→ **WORK TO BE COMPLETED**
Determine the number of lines that have the string "London" in them, and give only that number.

═══ RAW DATA ═══

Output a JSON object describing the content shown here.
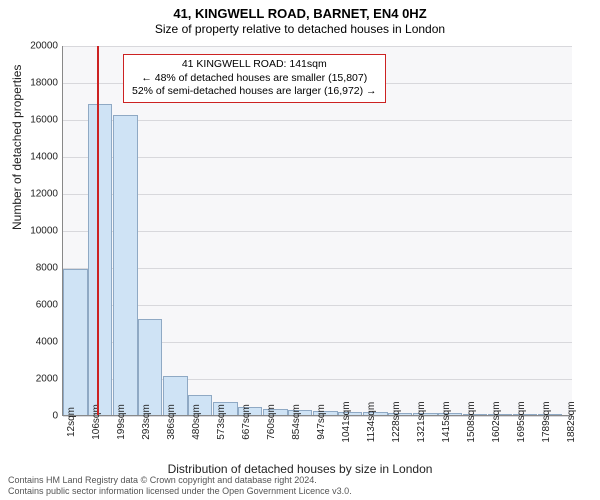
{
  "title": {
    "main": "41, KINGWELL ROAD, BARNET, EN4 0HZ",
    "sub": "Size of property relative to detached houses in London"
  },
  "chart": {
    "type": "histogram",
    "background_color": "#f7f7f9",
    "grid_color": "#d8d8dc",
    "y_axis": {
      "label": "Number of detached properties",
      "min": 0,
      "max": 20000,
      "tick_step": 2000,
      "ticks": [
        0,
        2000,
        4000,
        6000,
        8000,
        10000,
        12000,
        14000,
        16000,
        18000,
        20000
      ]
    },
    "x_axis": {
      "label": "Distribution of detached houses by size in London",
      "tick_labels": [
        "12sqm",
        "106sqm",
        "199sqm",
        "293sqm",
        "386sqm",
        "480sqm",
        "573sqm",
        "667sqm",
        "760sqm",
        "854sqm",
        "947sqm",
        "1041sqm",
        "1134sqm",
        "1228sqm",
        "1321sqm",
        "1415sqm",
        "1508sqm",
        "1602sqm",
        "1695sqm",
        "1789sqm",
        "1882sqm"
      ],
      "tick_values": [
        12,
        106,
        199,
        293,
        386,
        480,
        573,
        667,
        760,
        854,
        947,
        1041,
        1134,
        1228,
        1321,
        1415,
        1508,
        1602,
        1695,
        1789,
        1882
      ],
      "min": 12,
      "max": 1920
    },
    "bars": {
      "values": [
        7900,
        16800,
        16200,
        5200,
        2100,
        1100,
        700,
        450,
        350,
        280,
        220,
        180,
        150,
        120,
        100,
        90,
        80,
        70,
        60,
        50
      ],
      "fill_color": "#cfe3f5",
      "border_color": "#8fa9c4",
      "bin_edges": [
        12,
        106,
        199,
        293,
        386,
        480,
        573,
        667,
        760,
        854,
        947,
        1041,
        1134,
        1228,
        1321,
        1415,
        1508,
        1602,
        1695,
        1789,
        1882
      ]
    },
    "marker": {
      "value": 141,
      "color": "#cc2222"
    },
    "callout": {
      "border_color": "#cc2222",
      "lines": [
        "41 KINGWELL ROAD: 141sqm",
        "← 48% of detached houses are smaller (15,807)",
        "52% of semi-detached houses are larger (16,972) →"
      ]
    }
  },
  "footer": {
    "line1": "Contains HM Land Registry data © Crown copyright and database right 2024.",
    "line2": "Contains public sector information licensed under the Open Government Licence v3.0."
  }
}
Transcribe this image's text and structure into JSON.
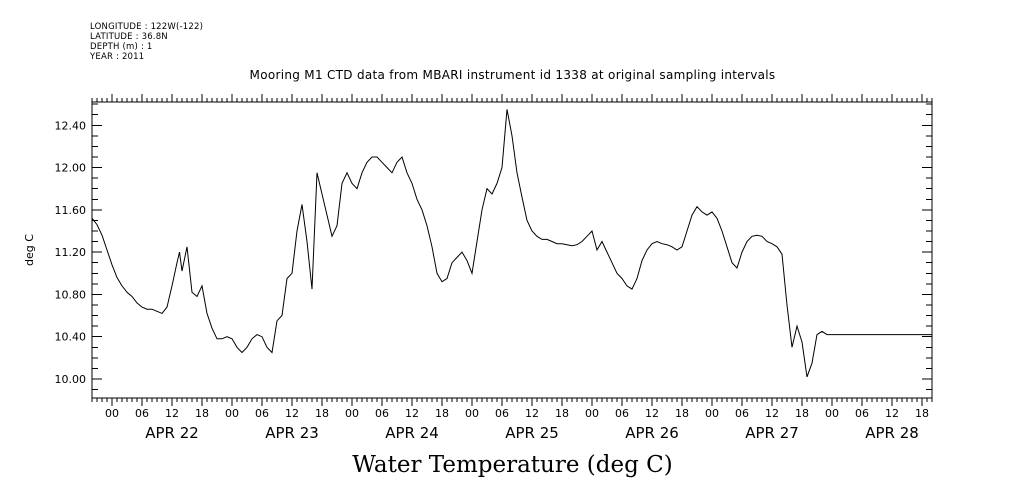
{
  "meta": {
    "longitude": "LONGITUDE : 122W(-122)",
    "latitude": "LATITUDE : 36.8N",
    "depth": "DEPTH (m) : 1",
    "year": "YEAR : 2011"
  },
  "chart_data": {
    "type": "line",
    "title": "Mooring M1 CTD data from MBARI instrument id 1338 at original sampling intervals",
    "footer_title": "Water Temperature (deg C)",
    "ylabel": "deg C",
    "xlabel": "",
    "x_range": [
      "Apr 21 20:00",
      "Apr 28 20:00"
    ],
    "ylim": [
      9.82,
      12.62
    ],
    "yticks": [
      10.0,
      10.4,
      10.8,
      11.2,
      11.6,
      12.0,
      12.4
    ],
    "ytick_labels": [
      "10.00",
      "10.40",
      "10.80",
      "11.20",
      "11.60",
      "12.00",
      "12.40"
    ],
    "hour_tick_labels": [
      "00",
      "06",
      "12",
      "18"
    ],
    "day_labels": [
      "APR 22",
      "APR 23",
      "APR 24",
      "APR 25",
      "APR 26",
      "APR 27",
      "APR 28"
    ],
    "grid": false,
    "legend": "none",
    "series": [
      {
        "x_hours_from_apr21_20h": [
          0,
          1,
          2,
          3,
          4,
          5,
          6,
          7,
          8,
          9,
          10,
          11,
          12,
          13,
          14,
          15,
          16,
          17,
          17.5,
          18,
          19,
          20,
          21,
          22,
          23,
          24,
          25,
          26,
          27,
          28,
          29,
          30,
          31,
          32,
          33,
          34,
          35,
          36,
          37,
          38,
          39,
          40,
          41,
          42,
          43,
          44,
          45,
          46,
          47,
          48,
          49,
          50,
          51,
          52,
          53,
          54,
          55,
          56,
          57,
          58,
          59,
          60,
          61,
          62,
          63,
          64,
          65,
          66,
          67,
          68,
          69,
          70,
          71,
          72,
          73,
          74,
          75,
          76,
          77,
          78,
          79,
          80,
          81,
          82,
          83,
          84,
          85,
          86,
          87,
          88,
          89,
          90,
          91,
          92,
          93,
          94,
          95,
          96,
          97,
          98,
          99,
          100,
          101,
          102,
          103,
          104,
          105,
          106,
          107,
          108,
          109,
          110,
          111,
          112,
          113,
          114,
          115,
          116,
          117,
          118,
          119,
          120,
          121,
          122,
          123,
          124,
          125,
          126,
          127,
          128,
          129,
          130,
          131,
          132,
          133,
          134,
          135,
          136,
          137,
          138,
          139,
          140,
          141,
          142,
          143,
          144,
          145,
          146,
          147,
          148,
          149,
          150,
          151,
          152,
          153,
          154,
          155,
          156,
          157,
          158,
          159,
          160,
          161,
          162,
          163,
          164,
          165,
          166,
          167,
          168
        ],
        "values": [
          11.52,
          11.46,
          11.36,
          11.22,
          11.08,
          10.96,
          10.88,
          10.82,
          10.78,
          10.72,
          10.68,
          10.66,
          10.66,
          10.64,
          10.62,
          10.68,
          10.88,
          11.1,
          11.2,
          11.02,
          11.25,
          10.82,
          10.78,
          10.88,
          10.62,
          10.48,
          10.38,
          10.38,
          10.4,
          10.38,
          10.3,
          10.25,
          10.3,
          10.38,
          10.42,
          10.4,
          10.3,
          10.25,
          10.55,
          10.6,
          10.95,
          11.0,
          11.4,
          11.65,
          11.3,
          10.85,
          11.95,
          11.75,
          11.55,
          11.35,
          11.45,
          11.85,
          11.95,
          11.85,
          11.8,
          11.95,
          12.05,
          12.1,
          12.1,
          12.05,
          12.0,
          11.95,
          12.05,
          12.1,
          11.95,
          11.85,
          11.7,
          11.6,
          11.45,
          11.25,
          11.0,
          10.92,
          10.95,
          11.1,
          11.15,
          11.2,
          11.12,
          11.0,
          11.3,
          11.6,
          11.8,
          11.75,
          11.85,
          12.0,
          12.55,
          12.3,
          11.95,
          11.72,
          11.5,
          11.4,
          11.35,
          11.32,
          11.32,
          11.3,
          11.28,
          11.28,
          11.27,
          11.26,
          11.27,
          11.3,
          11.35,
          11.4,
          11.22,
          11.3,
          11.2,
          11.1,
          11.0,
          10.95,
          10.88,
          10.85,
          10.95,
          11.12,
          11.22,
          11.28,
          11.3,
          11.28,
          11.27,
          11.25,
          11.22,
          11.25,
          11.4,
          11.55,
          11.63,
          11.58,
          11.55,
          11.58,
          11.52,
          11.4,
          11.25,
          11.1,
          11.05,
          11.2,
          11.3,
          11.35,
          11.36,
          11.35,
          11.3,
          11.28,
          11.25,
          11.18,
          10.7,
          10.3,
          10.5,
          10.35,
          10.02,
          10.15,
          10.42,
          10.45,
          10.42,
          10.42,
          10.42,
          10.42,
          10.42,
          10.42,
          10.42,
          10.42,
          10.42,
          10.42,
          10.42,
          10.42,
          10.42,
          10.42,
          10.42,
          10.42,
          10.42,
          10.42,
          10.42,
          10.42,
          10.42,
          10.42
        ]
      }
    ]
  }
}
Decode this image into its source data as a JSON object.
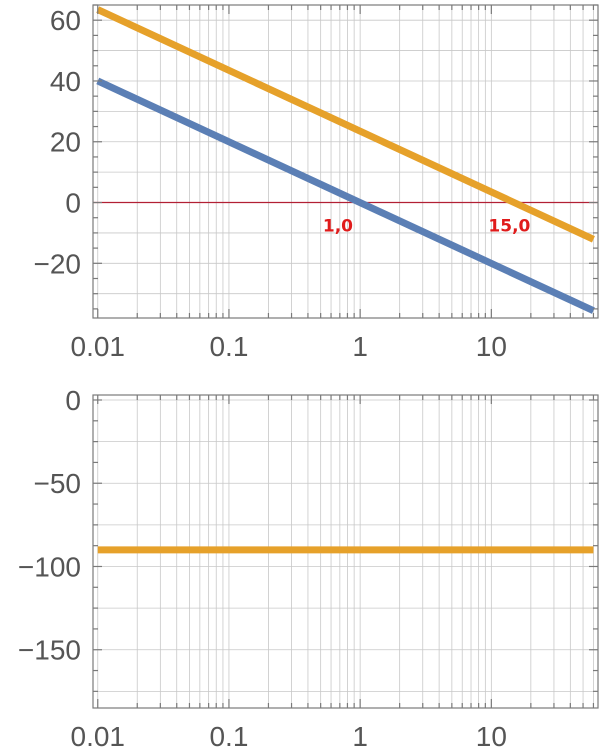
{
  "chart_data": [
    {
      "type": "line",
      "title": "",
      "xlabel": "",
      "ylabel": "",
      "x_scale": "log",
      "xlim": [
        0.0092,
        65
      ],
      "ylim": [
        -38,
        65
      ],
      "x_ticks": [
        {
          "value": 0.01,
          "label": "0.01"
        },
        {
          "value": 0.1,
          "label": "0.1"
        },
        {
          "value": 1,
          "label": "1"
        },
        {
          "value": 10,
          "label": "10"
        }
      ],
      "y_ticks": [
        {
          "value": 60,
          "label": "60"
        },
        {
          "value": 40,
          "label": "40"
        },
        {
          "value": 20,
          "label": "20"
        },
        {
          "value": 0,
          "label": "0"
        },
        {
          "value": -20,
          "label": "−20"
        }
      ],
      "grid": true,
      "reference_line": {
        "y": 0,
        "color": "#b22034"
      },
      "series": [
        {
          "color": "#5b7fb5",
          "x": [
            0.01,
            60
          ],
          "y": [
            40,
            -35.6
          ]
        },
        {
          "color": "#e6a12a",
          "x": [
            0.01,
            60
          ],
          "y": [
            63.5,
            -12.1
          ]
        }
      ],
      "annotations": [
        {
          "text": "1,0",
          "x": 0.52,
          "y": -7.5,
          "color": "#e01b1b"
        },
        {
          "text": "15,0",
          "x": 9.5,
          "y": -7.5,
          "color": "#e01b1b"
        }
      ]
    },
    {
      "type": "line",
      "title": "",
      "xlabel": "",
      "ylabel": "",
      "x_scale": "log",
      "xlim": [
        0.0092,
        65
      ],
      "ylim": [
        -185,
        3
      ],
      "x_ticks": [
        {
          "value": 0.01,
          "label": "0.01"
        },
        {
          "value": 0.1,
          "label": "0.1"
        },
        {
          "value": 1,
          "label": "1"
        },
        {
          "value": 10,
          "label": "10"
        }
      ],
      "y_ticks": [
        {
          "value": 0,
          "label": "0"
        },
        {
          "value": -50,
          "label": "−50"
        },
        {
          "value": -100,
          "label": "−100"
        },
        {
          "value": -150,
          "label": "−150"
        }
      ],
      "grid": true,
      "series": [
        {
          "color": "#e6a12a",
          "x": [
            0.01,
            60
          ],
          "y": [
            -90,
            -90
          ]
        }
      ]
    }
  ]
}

═══

→ **REPLY**
2